_The request_: Copy the records that follow exactly as written, but not their pictures.

_Record set_:
## Start

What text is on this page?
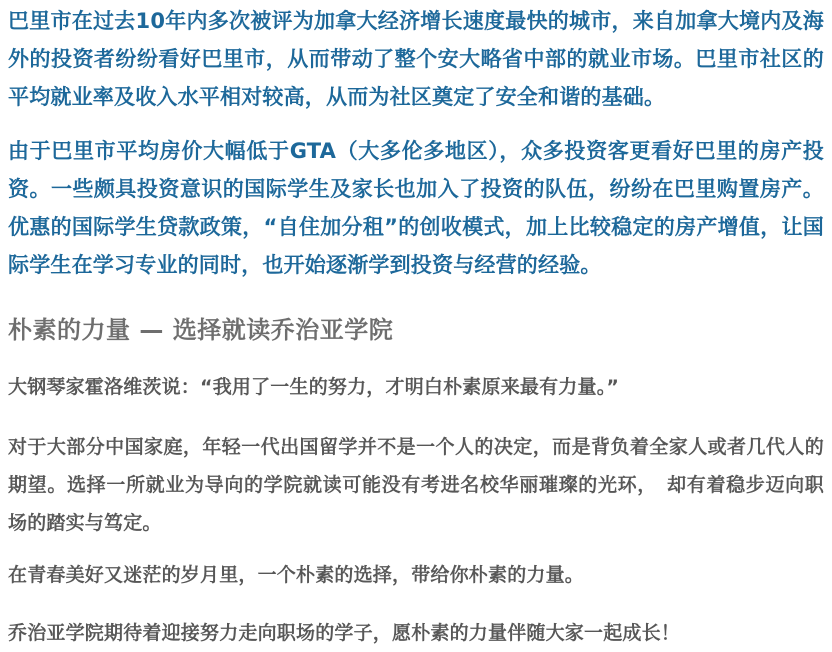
巴里市在过去10年内多次被评为加拿大经济增长速度最快的城市，来自加拿大境内及海外的投资者纷纷看好巴里市，从而带动了整个安大略省中部的就业市场。巴里市社区的平均就业率及收入水平相对较高，从而为社区奠定了安全和谐的基础。

由于巴里市平均房价大幅低于GTA（大多伦多地区），众多投资客更看好巴里的房产投资。一些颇具投资意识的国际学生及家长也加入了投资的队伍，纷纷在巴里购置房产。优惠的国际学生贷款政策，“自住加分租”的创收模式，加上比较稳定的房产增值，让国际学生在学习专业的同时，也开始逐渐学到投资与经营的经验。

朴素的力量 — 选择就读乔治亚学院

大钢琴家霍洛维茨说：“我用了一生的努力，才明白朴素原来最有力量。”

对于大部分中国家庭，年轻一代出国留学并不是一个人的决定，而是背负着全家人或者几代人的期望。选择一所就业为导向的学院就读可能没有考进名校华丽璀璨的光环，　却有着稳步迈向职场的踏实与笃定。

在青春美好又迷茫的岁月里，一个朴素的选择，带给你朴素的力量。

乔治亚学院期待着迎接努力走向职场的学子，愿朴素的力量伴随大家一起成长！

## End

_Output of the task_:
What text is on this page?
巴里市在过去10年内多次被评为加拿大经济增长速度最快的城市，来自加拿大境内及海外的投资者纷纷看好巴里市，从而带动了整个安大略省中部的就业市场。巴里市社区的平均就业率及收入水平相对较高，从而为社区奠定了安全和谐的基础。

由于巴里市平均房价大幅低于GTA（大多伦多地区），众多投资客更看好巴里的房产投资。一些颇具投资意识的国际学生及家长也加入了投资的队伍，纷纷在巴里购置房产。优惠的国际学生贷款政策，“自住加分租”的创收模式，加上比较稳定的房产增值，让国际学生在学习专业的同时，也开始逐渐学到投资与经营的经验。

朴素的力量 — 选择就读乔治亚学院

大钢琴家霍洛维茨说：“我用了一生的努力，才明白朴素原来最有力量。”

对于大部分中国家庭，年轻一代出国留学并不是一个人的决定，而是背负着全家人或者几代人的期望。选择一所就业为导向的学院就读可能没有考进名校华丽璀璨的光环，　却有着稳步迈向职场的踏实与笃定。

在青春美好又迷茫的岁月里，一个朴素的选择，带给你朴素的力量。

乔治亚学院期待着迎接努力走向职场的学子，愿朴素的力量伴随大家一起成长！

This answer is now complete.